◆ **Description of the task**:
Will you write out all the entries below exactly?

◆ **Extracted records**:

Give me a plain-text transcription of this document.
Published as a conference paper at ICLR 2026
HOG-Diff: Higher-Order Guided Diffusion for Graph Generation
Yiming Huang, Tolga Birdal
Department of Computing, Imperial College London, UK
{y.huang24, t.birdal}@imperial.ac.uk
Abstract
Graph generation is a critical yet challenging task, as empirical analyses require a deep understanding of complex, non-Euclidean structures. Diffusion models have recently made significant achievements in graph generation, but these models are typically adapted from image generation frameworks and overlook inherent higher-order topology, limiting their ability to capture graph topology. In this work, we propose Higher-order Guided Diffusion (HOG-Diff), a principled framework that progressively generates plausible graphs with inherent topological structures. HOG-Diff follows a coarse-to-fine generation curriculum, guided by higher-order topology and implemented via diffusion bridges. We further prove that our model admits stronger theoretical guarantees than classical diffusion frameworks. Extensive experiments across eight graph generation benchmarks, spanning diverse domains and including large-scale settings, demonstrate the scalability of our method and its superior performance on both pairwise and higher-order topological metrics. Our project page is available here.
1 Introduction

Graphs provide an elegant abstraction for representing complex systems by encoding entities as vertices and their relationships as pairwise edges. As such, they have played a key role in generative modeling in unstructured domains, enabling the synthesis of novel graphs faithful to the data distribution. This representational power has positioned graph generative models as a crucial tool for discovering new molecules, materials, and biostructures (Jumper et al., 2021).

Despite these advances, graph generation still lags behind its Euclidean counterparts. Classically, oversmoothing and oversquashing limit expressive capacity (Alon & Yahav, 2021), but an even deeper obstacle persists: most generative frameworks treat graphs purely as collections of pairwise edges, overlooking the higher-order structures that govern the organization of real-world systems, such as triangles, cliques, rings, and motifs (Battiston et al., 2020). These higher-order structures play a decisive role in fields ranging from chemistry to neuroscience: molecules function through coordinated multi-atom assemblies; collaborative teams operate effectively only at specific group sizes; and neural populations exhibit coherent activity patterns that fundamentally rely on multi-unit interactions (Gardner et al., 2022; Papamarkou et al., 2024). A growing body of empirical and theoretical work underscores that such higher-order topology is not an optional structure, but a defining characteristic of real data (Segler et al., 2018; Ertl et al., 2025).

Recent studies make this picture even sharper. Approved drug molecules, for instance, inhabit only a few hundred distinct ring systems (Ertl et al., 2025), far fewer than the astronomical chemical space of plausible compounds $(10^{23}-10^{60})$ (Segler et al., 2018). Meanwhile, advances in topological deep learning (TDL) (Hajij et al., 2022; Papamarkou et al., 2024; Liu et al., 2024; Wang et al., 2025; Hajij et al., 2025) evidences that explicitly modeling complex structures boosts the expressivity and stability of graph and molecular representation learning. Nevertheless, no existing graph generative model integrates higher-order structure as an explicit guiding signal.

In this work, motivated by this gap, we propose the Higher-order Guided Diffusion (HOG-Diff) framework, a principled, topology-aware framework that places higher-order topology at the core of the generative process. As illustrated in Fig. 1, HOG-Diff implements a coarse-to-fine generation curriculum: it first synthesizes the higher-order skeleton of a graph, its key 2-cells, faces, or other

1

◆ **Complete response**:
Give me a plain-text transcription of this document.
Published as a conference paper at ICLR 2026
HOG-Diff: Higher-Order Guided Diffusion for Graph Generation
Yiming Huang, Tolga Birdal
Department of Computing, Imperial College London, UK
{y.huang24, t.birdal}@imperial.ac.uk
Abstract
Graph generation is a critical yet challenging task, as empirical analyses require a deep understanding of complex, non-Euclidean structures. Diffusion models have recently made significant achievements in graph generation, but these models are typically adapted from image generation frameworks and overlook inherent higher-order topology, limiting their ability to capture graph topology. In this work, we propose Higher-order Guided Diffusion (HOG-Diff), a principled framework that progressively generates plausible graphs with inherent topological structures. HOG-Diff follows a coarse-to-fine generation curriculum, guided by higher-order topology and implemented via diffusion bridges. We further prove that our model admits stronger theoretical guarantees than classical diffusion frameworks. Extensive experiments across eight graph generation benchmarks, spanning diverse domains and including large-scale settings, demonstrate the scalability of our method and its superior performance on both pairwise and higher-order topological metrics. Our project page is available here.
1 Introduction

Graphs provide an elegant abstraction for representing complex systems by encoding entities as vertices and their relationships as pairwise edges. As such, they have played a key role in generative modeling in unstructured domains, enabling the synthesis of novel graphs faithful to the data distribution. This representational power has positioned graph generative models as a crucial tool for discovering new molecules, materials, and biostructures (Jumper et al., 2021).

Despite these advances, graph generation still lags behind its Euclidean counterparts. Classically, oversmoothing and oversquashing limit expressive capacity (Alon & Yahav, 2021), but an even deeper obstacle persists: most generative frameworks treat graphs purely as collections of pairwise edges, overlooking the higher-order structures that govern the organization of real-world systems, such as triangles, cliques, rings, and motifs (Battiston et al., 2020). These higher-order structures play a decisive role in fields ranging from chemistry to neuroscience: molecules function through coordinated multi-atom assemblies; collaborative teams operate effectively only at specific group sizes; and neural populations exhibit coherent activity patterns that fundamentally rely on multi-unit interactions (Gardner et al., 2022; Papamarkou et al., 2024). A growing body of empirical and theoretical work underscores that such higher-order topology is not an optional structure, but a defining characteristic of real data (Segler et al., 2018; Ertl et al., 2025).

Recent studies make this picture even sharper. Approved drug molecules, for instance, inhabit only a few hundred distinct ring systems (Ertl et al., 2025), far fewer than the astronomical chemical space of plausible compounds $(10^{23}-10^{60})$ (Segler et al., 2018). Meanwhile, advances in topological deep learning (TDL) (Hajij et al., 2022; Papamarkou et al., 2024; Liu et al., 2024; Wang et al., 2025; Hajij et al., 2025) evidences that explicitly modeling complex structures boosts the expressivity and stability of graph and molecular representation learning. Nevertheless, no existing graph generative model integrates higher-order structure as an explicit guiding signal.

In this work, motivated by this gap, we propose the Higher-order Guided Diffusion (HOG-Diff) framework, a principled, topology-aware framework that places higher-order topology at the core of the generative process. As illustrated in Fig. 1, HOG-Diff implements a coarse-to-fine generation curriculum: it first synthesizes the higher-order skeleton of a graph, its key 2-cells, faces, or other

1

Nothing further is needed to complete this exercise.